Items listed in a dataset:
"""

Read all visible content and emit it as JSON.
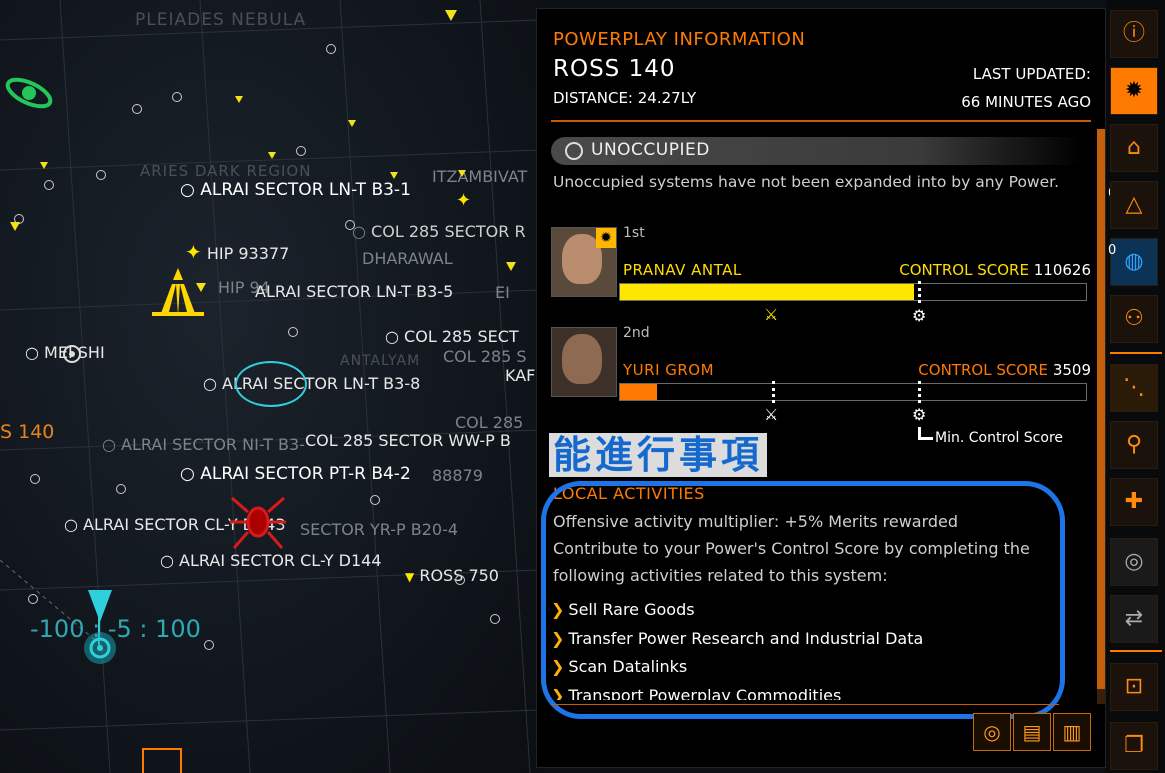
{
  "map": {
    "labels": {
      "pleiades": "PLEIADES NEBULA",
      "aries": "ARIES DARK REGION",
      "itzamb": "ITZAMBIVAT",
      "sol_lnt_b3_1": "ALRAI SECTOR LN-T B3-1",
      "hip_93377": "HIP 93377",
      "col_285_r": "COL 285 SECTOR R",
      "dharawal": "DHARAWAL",
      "hip_94": "HIP 94",
      "lnt_b3_5": "ALRAI SECTOR LN-T B3-5",
      "el": "EI",
      "col_285_sect": "COL 285 SECT",
      "col_285_s2": "COL 285 S",
      "antalyam": "ANTALYAM",
      "ka": "KAF",
      "mei_shi": "MEI SHI",
      "lnt_b3_8": "ALRAI SECTOR LN-T B3-8",
      "col_285_3": "COL 285",
      "s140": "S 140",
      "ni_t": "ALRAI SECTOR NI-T B3-",
      "col_285_wwp": "COL 285 SECTOR WW-P B",
      "pt_r": "ALRAI SECTOR PT-R B4-2",
      "n88879": "88879",
      "cly_d143": "ALRAI SECTOR CL-Y D143",
      "yr_p": "SECTOR YR-P B20-4",
      "cly_d144": "ALRAI SECTOR CL-Y D144",
      "ross_750": "ROSS 750",
      "coords": "-100 : -5 : 100"
    }
  },
  "panel": {
    "title": "POWERPLAY INFORMATION",
    "system_name": "ROSS 140",
    "distance": "DISTANCE: 24.27LY",
    "last_updated_label": "LAST UPDATED:",
    "last_updated_value": "66 MINUTES AGO",
    "status": "UNOCCUPIED",
    "status_desc": "Unoccupied systems have not been expanded into by any Power.",
    "powers": [
      {
        "rank": "1st",
        "name": "PRANAV ANTAL",
        "score_label": "CONTROL SCORE",
        "score": "110626",
        "fill": 0.63,
        "color": "#ffe600"
      },
      {
        "rank": "2nd",
        "name": "YURI GROM",
        "score_label": "CONTROL SCORE",
        "score": "3509",
        "fill": 0.08,
        "color": "#ff7a00"
      }
    ],
    "min_score_label": "Min. Control Score",
    "overlay_caption": "能進行事項",
    "local_activities_title": "LOCAL ACTIVITIES",
    "multiplier_text": "Offensive activity multiplier: +5% Merits rewarded",
    "contribute_text": "Contribute to your Power's Control Score by completing the following activities related to this system:",
    "activities": [
      "Sell Rare Goods",
      "Transfer Power Research and Industrial Data",
      "Scan Datalinks",
      "Transport Powerplay Commodities"
    ],
    "bottom_buttons": [
      "globe-icon",
      "book-icon",
      "book-stack-icon"
    ]
  },
  "toolbar": {
    "badges": {
      "rings": "0",
      "globe": "0"
    },
    "buttons": [
      "info-icon",
      "powerplay-icon",
      "route-icon",
      "rings-icon",
      "globe-icon",
      "users-icon",
      "route-nodes-icon",
      "map-pin-icon",
      "bookmark-icon",
      "target-icon",
      "swap-icon",
      "focus-icon",
      "copy-icon"
    ]
  },
  "colors": {
    "accent": "#ff7a00",
    "yellow": "#ffe600",
    "blue_highlight": "#1e73e6",
    "teal": "#2fd0dc"
  }
}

"""

— Do this —
In the records above, find each line with the word "ROSS" and copy it.

— Solution to this task —
      "ross_750": "ROSS 750",
    "system_name": "ROSS 140",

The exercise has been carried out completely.